- **AIM**: Set down all of the data exactly as it appears.

- **ENTRIES PROVIDED**:
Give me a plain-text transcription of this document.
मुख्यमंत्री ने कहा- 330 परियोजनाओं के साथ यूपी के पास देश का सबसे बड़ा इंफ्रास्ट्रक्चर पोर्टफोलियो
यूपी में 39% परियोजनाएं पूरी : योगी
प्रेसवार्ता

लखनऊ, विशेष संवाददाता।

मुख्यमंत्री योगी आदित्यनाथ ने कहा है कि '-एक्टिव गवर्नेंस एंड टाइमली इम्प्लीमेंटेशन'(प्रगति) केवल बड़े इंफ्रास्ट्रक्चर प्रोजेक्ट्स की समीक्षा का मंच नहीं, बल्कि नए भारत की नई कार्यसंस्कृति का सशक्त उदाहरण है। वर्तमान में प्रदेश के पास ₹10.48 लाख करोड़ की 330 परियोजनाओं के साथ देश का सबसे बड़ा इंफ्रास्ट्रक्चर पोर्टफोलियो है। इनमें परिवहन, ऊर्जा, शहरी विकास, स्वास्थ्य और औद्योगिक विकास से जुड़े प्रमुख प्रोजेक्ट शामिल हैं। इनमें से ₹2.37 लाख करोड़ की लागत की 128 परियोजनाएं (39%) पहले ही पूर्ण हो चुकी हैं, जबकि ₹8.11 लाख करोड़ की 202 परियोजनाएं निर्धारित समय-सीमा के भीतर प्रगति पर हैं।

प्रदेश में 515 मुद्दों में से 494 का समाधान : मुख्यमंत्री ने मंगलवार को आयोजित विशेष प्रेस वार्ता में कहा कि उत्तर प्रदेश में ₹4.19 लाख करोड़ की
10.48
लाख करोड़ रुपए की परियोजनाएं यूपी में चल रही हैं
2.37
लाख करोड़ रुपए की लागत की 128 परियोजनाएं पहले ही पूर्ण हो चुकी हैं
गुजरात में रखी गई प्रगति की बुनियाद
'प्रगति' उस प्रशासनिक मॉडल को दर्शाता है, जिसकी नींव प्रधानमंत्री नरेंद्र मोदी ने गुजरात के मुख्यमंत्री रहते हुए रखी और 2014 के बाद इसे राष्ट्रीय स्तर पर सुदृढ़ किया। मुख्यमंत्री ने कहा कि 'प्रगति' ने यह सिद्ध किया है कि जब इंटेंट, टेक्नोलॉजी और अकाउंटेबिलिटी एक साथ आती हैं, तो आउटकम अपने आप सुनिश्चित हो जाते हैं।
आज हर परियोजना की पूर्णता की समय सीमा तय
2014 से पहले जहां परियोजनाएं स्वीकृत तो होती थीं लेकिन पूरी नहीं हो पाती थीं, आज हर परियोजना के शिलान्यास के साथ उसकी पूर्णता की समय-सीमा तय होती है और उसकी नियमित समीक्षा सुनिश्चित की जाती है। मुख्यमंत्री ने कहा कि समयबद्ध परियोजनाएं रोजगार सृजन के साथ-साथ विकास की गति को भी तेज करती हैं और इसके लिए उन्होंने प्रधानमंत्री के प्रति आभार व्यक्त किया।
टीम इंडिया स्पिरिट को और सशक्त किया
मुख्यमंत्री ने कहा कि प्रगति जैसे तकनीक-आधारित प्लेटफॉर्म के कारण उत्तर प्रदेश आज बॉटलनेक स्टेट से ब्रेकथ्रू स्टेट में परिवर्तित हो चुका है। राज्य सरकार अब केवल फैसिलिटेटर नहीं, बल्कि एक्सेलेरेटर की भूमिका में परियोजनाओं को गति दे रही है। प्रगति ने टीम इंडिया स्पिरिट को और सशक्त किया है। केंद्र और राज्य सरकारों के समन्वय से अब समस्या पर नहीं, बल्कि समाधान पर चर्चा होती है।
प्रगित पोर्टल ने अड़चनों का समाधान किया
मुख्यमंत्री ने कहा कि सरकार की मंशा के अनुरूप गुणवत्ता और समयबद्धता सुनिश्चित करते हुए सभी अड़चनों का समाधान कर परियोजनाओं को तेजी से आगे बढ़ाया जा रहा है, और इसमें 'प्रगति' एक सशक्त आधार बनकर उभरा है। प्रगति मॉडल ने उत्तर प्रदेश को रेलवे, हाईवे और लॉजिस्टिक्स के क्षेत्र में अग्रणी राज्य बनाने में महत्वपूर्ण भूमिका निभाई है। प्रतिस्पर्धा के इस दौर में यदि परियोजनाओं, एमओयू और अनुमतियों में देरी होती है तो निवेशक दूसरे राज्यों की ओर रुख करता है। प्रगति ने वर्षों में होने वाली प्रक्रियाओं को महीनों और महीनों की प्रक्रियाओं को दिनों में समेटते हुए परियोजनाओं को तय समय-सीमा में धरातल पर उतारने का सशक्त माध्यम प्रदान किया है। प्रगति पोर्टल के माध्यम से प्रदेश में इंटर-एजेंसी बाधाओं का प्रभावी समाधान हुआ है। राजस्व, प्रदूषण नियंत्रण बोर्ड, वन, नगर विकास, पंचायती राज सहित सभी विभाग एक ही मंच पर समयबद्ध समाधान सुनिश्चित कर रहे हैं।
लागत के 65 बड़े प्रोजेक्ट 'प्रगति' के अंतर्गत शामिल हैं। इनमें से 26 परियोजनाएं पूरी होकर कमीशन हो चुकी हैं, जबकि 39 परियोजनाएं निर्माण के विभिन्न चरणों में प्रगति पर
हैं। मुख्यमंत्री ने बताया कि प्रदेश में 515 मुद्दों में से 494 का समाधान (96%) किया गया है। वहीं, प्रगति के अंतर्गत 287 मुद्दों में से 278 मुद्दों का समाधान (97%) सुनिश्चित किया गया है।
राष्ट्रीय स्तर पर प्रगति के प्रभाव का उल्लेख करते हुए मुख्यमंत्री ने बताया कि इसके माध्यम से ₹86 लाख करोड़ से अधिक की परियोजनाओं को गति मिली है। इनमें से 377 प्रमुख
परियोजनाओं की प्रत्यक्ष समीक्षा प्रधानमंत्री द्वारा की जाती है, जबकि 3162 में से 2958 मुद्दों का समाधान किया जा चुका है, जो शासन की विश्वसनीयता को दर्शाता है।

- **WRITTEN REPLY**:
Give me a plain-text transcription of this document.
मुख्यमंत्री ने कहा- 330 परियोजनाओं के साथ यूपी के पास देश का सबसे बड़ा इंफ्रास्ट्रक्चर पोर्टफोलियो
यूपी में 39% परियोजनाएं पूरी : योगी
प्रेसवार्ता

लखनऊ, विशेष संवाददाता।

मुख्यमंत्री योगी आदित्यनाथ ने कहा है कि '-एक्टिव गवर्नेंस एंड टाइमली इम्प्लीमेंटेशन'(प्रगति) केवल बड़े इंफ्रास्ट्रक्चर प्रोजेक्ट्स की समीक्षा का मंच नहीं, बल्कि नए भारत की नई कार्यसंस्कृति का सशक्त उदाहरण है। वर्तमान में प्रदेश के पास ₹10.48 लाख करोड़ की 330 परियोजनाओं के साथ देश का सबसे बड़ा इंफ्रास्ट्रक्चर पोर्टफोलियो है। इनमें परिवहन, ऊर्जा, शहरी विकास, स्वास्थ्य और औद्योगिक विकास से जुड़े प्रमुख प्रोजेक्ट शामिल हैं। इनमें से ₹2.37 लाख करोड़ की लागत की 128 परियोजनाएं (39%) पहले ही पूर्ण हो चुकी हैं, जबकि ₹8.11 लाख करोड़ की 202 परियोजनाएं निर्धारित समय-सीमा के भीतर प्रगति पर हैं।

प्रदेश में 515 मुद्दों में से 494 का समाधान : मुख्यमंत्री ने मंगलवार को आयोजित विशेष प्रेस वार्ता में कहा कि उत्तर प्रदेश में ₹4.19 लाख करोड़ की
10.48
लाख करोड़ रुपए की परियोजनाएं यूपी में चल रही हैं
2.37
लाख करोड़ रुपए की लागत की 128 परियोजनाएं पहले ही पूर्ण हो चुकी हैं
गुजरात में रखी गई प्रगति की बुनियाद
'प्रगति' उस प्रशासनिक मॉडल को दर्शाता है, जिसकी नींव प्रधानमंत्री नरेंद्र मोदी ने गुजरात के मुख्यमंत्री रहते हुए रखी और 2014 के बाद इसे राष्ट्रीय स्तर पर सुदृढ़ किया। मुख्यमंत्री ने कहा कि 'प्रगति' ने यह सिद्ध किया है कि जब इंटेंट, टेक्नोलॉजी और अकाउंटेबिलिटी एक साथ आती हैं, तो आउटकम अपने आप सुनिश्चित हो जाते हैं।
आज हर परियोजना की पूर्णता की समय सीमा तय
2014 से पहले जहां परियोजनाएं स्वीकृत तो होती थीं लेकिन पूरी नहीं हो पाती थीं, आज हर परियोजना के शिलान्यास के साथ उसकी पूर्णता की समय-सीमा तय होती है और उसकी नियमित समीक्षा सुनिश्चित की जाती है। मुख्यमंत्री ने कहा कि समयबद्ध परियोजनाएं रोजगार सृजन के साथ-साथ विकास की गति को भी तेज करती हैं और इसके लिए उन्होंने प्रधानमंत्री के प्रति आभार व्यक्त किया।
टीम इंडिया स्पिरिट को और सशक्त किया
मुख्यमंत्री ने कहा कि प्रगति जैसे तकनीक-आधारित प्लेटफॉर्म के कारण उत्तर प्रदेश आज बॉटलनेक स्टेट से ब्रेकथ्रू स्टेट में परिवर्तित हो चुका है। राज्य सरकार अब केवल फैसिलिटेटर नहीं, बल्कि एक्सेलेरेटर की भूमिका में परियोजनाओं को गति दे रही है। प्रगति ने टीम इंडिया स्पिरिट को और सशक्त किया है। केंद्र और राज्य सरकारों के समन्वय से अब समस्या पर नहीं, बल्कि समाधान पर चर्चा होती है।
प्रगित पोर्टल ने अड़चनों का समाधान किया
मुख्यमंत्री ने कहा कि सरकार की मंशा के अनुरूप गुणवत्ता और समयबद्धता सुनिश्चित करते हुए सभी अड़चनों का समाधान कर परियोजनाओं को तेजी से आगे बढ़ाया जा रहा है, और इसमें 'प्रगति' एक सशक्त आधार बनकर उभरा है। प्रगति मॉडल ने उत्तर प्रदेश को रेलवे, हाईवे और लॉजिस्टिक्स के क्षेत्र में अग्रणी राज्य बनाने में महत्वपूर्ण भूमिका निभाई है। प्रतिस्पर्धा के इस दौर में यदि परियोजनाओं, एमओयू और अनुमतियों में देरी होती है तो निवेशक दूसरे राज्यों की ओर रुख करता है। प्रगति ने वर्षों में होने वाली प्रक्रियाओं को महीनों और महीनों की प्रक्रियाओं को दिनों में समेटते हुए परियोजनाओं को तय समय-सीमा में धरातल पर उतारने का सशक्त माध्यम प्रदान किया है। प्रगति पोर्टल के माध्यम से प्रदेश में इंटर-एजेंसी बाधाओं का प्रभावी समाधान हुआ है। राजस्व, प्रदूषण नियंत्रण बोर्ड, वन, नगर विकास, पंचायती राज सहित सभी विभाग एक ही मंच पर समयबद्ध समाधान सुनिश्चित कर रहे हैं।
लागत के 65 बड़े प्रोजेक्ट 'प्रगति' के अंतर्गत शामिल हैं। इनमें से 26 परियोजनाएं पूरी होकर कमीशन हो चुकी हैं, जबकि 39 परियोजनाएं निर्माण के विभिन्न चरणों में प्रगति पर
हैं। मुख्यमंत्री ने बताया कि प्रदेश में 515 मुद्दों में से 494 का समाधान (96%) किया गया है। वहीं, प्रगति के अंतर्गत 287 मुद्दों में से 278 मुद्दों का समाधान (97%) सुनिश्चित किया गया है।
राष्ट्रीय स्तर पर प्रगति के प्रभाव का उल्लेख करते हुए मुख्यमंत्री ने बताया कि इसके माध्यम से ₹86 लाख करोड़ से अधिक की परियोजनाओं को गति मिली है। इनमें से 377 प्रमुख
परियोजनाओं की प्रत्यक्ष समीक्षा प्रधानमंत्री द्वारा की जाती है, जबकि 3162 में से 2958 मुद्दों का समाधान किया जा चुका है, जो शासन की विश्वसनीयता को दर्शाता है।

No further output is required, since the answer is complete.